Material>
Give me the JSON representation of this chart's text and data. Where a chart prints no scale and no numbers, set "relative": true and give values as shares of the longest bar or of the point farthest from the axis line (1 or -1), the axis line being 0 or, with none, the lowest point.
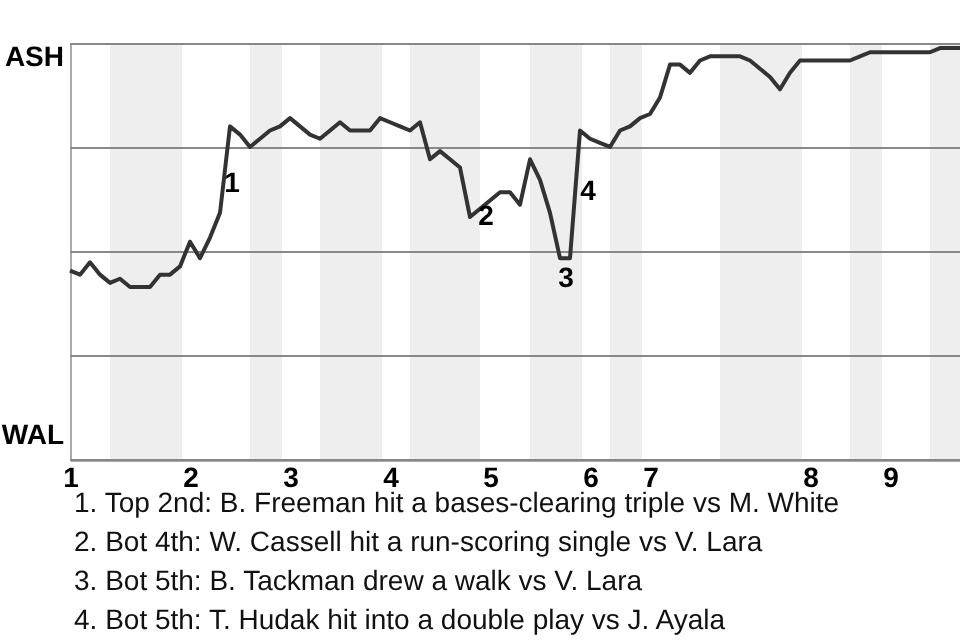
{
  "chart_data": {
    "type": "line",
    "relative": true,
    "categories": [
      "1",
      null,
      null,
      null,
      null,
      null,
      null,
      null,
      null,
      null,
      null,
      null,
      "2",
      null,
      null,
      null,
      null,
      null,
      null,
      null,
      null,
      null,
      "3",
      null,
      null,
      null,
      null,
      null,
      null,
      null,
      null,
      null,
      "4",
      null,
      null,
      null,
      null,
      null,
      null,
      null,
      null,
      null,
      "5",
      null,
      null,
      null,
      null,
      null,
      null,
      null,
      null,
      null,
      "6",
      null,
      null,
      null,
      null,
      null,
      "7",
      null,
      null,
      null,
      null,
      null,
      null,
      null,
      null,
      null,
      null,
      null,
      null,
      null,
      null,
      null,
      "8",
      null,
      null,
      null,
      null,
      null,
      null,
      null,
      "9",
      null,
      null,
      null,
      null,
      null,
      null,
      null
    ],
    "grid": "y",
    "marker": "none",
    "line_style": "solid",
    "series": [
      {
        "color": "#333333",
        "values": [
          0.46,
          0.45,
          0.48,
          0.45,
          0.43,
          0.44,
          0.42,
          0.42,
          0.42,
          0.45,
          0.45,
          0.47,
          0.53,
          0.49,
          0.54,
          0.6,
          0.81,
          0.79,
          0.76,
          0.78,
          0.8,
          0.81,
          0.83,
          0.81,
          0.79,
          0.78,
          0.8,
          0.82,
          0.8,
          0.8,
          0.8,
          0.83,
          0.82,
          0.81,
          0.8,
          0.82,
          0.73,
          0.75,
          0.73,
          0.71,
          0.59,
          0.61,
          0.63,
          0.65,
          0.65,
          0.62,
          0.73,
          0.68,
          0.6,
          0.49,
          0.49,
          0.8,
          0.78,
          0.77,
          0.76,
          0.8,
          0.81,
          0.83,
          0.84,
          0.88,
          0.96,
          0.96,
          0.94,
          0.97,
          0.98,
          0.98,
          0.98,
          0.98,
          0.97,
          0.95,
          0.93,
          0.9,
          0.94,
          0.97,
          0.97,
          0.97,
          0.97,
          0.97,
          0.97,
          0.98,
          0.99,
          0.99,
          0.99,
          0.99,
          0.99,
          0.99,
          0.99,
          1,
          1,
          1
        ]
      }
    ],
    "annotations": [
      "1",
      "2",
      "3",
      "4",
      "ASH",
      "WAL",
      "1. Top 2nd: B. Freeman hit a bases-clearing triple vs M. White",
      "2. Bot 4th: W. Cassell hit a run-scoring single vs V. Lara",
      "3. Bot 5th: B. Tackman drew a walk vs V. Lara",
      "4. Bot 5th: T. Hudak hit into a double play vs J. Ayala"
    ]
  }
}
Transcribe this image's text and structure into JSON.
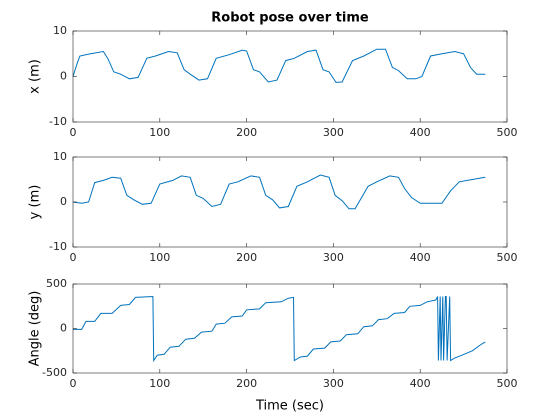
{
  "chart_data": [
    {
      "type": "line",
      "title": "Robot pose over time",
      "ylabel": "x (m)",
      "color": "#0072bd",
      "xlim": [
        0,
        500
      ],
      "ylim": [
        -10,
        10
      ],
      "xticks": [
        0,
        100,
        200,
        300,
        400,
        500
      ],
      "yticks": [
        -10,
        0,
        10
      ],
      "x": [
        0,
        5,
        8,
        20,
        35,
        40,
        47,
        55,
        65,
        75,
        85,
        95,
        110,
        120,
        128,
        135,
        145,
        155,
        165,
        180,
        195,
        200,
        208,
        215,
        225,
        235,
        245,
        255,
        270,
        280,
        288,
        295,
        303,
        310,
        322,
        335,
        350,
        360,
        368,
        375,
        385,
        395,
        402,
        412,
        425,
        440,
        450,
        458,
        465,
        475
      ],
      "values": [
        0,
        3,
        4.5,
        5,
        5.5,
        4,
        1,
        0.5,
        -0.5,
        -0.2,
        4,
        4.5,
        5.5,
        5.2,
        1.5,
        0.5,
        -0.8,
        -0.5,
        4,
        4.8,
        5.8,
        5.6,
        1.5,
        1,
        -1.2,
        -0.8,
        3.5,
        4,
        5.5,
        5.8,
        1.5,
        1,
        -1.3,
        -1.2,
        3.5,
        4.5,
        6,
        6,
        2,
        1.3,
        -0.5,
        -0.5,
        0,
        4.5,
        5,
        5.5,
        5,
        2,
        0.5,
        0.5
      ]
    },
    {
      "type": "line",
      "ylabel": "y (m)",
      "color": "#0072bd",
      "xlim": [
        0,
        500
      ],
      "ylim": [
        -10,
        10
      ],
      "xticks": [
        0,
        100,
        200,
        300,
        400,
        500
      ],
      "yticks": [
        -10,
        0,
        10
      ],
      "x": [
        0,
        10,
        18,
        25,
        35,
        45,
        55,
        62,
        70,
        80,
        90,
        100,
        115,
        125,
        135,
        142,
        150,
        160,
        170,
        180,
        190,
        205,
        215,
        222,
        230,
        238,
        248,
        258,
        270,
        285,
        295,
        302,
        310,
        318,
        325,
        340,
        350,
        365,
        375,
        382,
        390,
        400,
        415,
        425,
        435,
        445,
        460,
        475
      ],
      "values": [
        0,
        -0.3,
        0,
        4.3,
        4.8,
        5.5,
        5.3,
        1.5,
        0.5,
        -0.5,
        -0.3,
        4,
        4.8,
        5.8,
        5.5,
        1.5,
        0.8,
        -1,
        -0.5,
        4,
        4.5,
        5.8,
        5.5,
        1.5,
        0.5,
        -1.3,
        -1,
        3.5,
        4.5,
        6,
        5.5,
        1.5,
        0.3,
        -1.5,
        -1.5,
        3.5,
        4.5,
        5.8,
        5.5,
        3,
        1,
        -0.3,
        -0.3,
        -0.3,
        2.5,
        4.5,
        5,
        5.5
      ]
    },
    {
      "type": "line",
      "ylabel": "Angle (deg)",
      "xlabel": "Time (sec)",
      "color": "#0072bd",
      "xlim": [
        0,
        500
      ],
      "ylim": [
        -500,
        500
      ],
      "xticks": [
        0,
        100,
        200,
        300,
        400,
        500
      ],
      "yticks": [
        -500,
        0,
        500
      ],
      "x": [
        0,
        10,
        15,
        25,
        32,
        45,
        55,
        65,
        72,
        92,
        93,
        97,
        105,
        112,
        122,
        130,
        140,
        148,
        160,
        165,
        175,
        183,
        195,
        200,
        215,
        222,
        240,
        248,
        254,
        255,
        262,
        270,
        277,
        290,
        297,
        308,
        315,
        328,
        335,
        345,
        352,
        362,
        370,
        382,
        388,
        400,
        408,
        418,
        420,
        421,
        423,
        424,
        426,
        427,
        429,
        430,
        431,
        434,
        435,
        440,
        448,
        460,
        470,
        475
      ],
      "values": [
        -10,
        -10,
        80,
        80,
        170,
        170,
        260,
        270,
        350,
        360,
        -360,
        -300,
        -290,
        -210,
        -200,
        -120,
        -110,
        -40,
        -30,
        50,
        60,
        130,
        140,
        210,
        220,
        290,
        300,
        340,
        350,
        -360,
        -320,
        -310,
        -230,
        -220,
        -150,
        -140,
        -70,
        -60,
        20,
        30,
        100,
        110,
        170,
        180,
        250,
        260,
        300,
        320,
        360,
        -360,
        360,
        -360,
        360,
        -360,
        360,
        360,
        -360,
        360,
        -360,
        -330,
        -300,
        -250,
        -180,
        -150
      ]
    }
  ]
}
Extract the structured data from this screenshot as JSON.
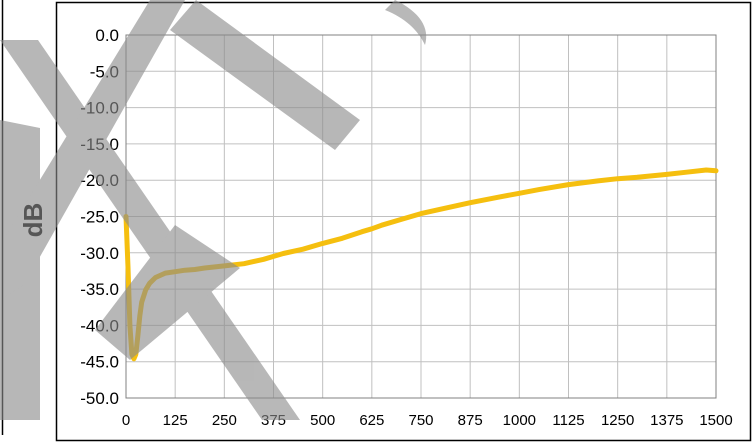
{
  "chart_data": {
    "type": "line",
    "title": "",
    "xlabel": "",
    "ylabel": "dB",
    "xlim": [
      0,
      1500
    ],
    "ylim": [
      -50,
      0
    ],
    "x_ticks": [
      "0",
      "125",
      "250",
      "375",
      "500",
      "625",
      "750",
      "875",
      "1000",
      "1125",
      "1250",
      "1375",
      "1500"
    ],
    "y_ticks": [
      "0.0",
      "-5.0",
      "-10.0",
      "-15.0",
      "-20.0",
      "-25.0",
      "-30.0",
      "-35.0",
      "-40.0",
      "-45.0",
      "-50.0"
    ],
    "grid": true,
    "legend": "none",
    "colors": {
      "series": "#f5bf0f",
      "grid": "#c0c0c0",
      "frame": "#000000",
      "watermark": "#8c8c8c"
    },
    "series": [
      {
        "x": [
          0,
          5,
          10,
          15,
          20,
          25,
          30,
          35,
          40,
          50,
          60,
          75,
          100,
          125,
          150,
          175,
          200,
          250,
          300,
          350,
          375,
          400,
          450,
          500,
          550,
          600,
          625,
          650,
          700,
          750,
          800,
          875,
          950,
          1000,
          1050,
          1125,
          1200,
          1250,
          1300,
          1375,
          1425,
          1475,
          1500
        ],
        "values": [
          -25.0,
          -32.0,
          -40.0,
          -44.0,
          -44.6,
          -44.0,
          -41.5,
          -38.7,
          -36.8,
          -35.1,
          -34.2,
          -33.4,
          -32.8,
          -32.6,
          -32.4,
          -32.3,
          -32.1,
          -31.8,
          -31.5,
          -30.9,
          -30.5,
          -30.1,
          -29.5,
          -28.7,
          -28.0,
          -27.1,
          -26.7,
          -26.2,
          -25.4,
          -24.6,
          -24.0,
          -23.1,
          -22.3,
          -21.8,
          -21.3,
          -20.6,
          -20.1,
          -19.8,
          -19.6,
          -19.2,
          -18.9,
          -18.6,
          -18.7
        ]
      }
    ]
  }
}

Exercise details> A line counts if it holds the word "this". Work out how many lines in the listing count, and give only that number.

Result> 3